# Task to carry out
For this exercise, repeat all of the material verbatim apart from its images.

# Supplied data
____________________

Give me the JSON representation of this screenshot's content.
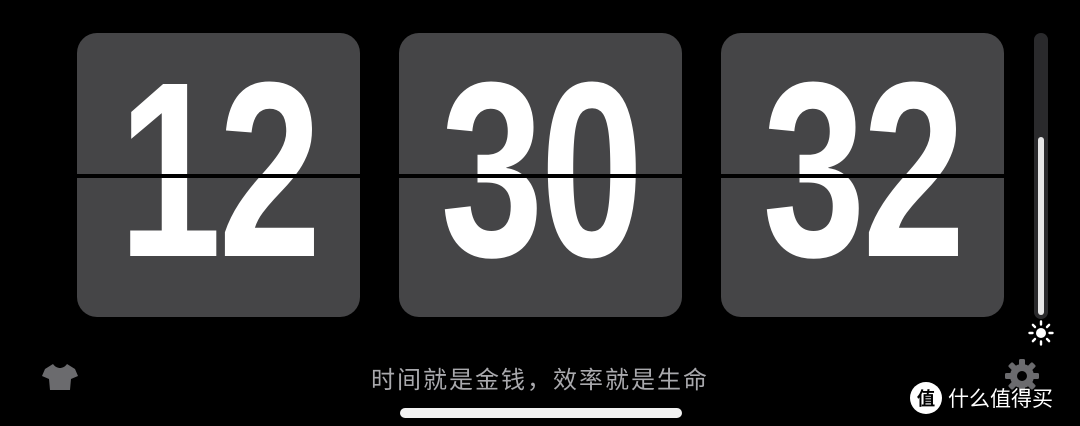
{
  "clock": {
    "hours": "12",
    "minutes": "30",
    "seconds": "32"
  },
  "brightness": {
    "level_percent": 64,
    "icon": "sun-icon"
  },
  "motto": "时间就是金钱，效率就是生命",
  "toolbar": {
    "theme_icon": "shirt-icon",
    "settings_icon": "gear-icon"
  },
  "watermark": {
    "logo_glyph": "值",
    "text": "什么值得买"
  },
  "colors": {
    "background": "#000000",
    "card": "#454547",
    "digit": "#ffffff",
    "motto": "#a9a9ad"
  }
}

____________________

# Response below
Give me the JSON representation of this screenshot's content.
{
  "clock": {
    "hours": "12",
    "minutes": "30",
    "seconds": "32"
  },
  "brightness": {
    "level_percent": 64,
    "icon": "sun-icon"
  },
  "motto": "时间就是金钱，效率就是生命",
  "toolbar": {
    "theme_icon": "shirt-icon",
    "settings_icon": "gear-icon"
  },
  "watermark": {
    "logo_glyph": "值",
    "text": "什么值得买"
  },
  "colors": {
    "background": "#000000",
    "card": "#454547",
    "digit": "#ffffff",
    "motto": "#a9a9ad"
  }
}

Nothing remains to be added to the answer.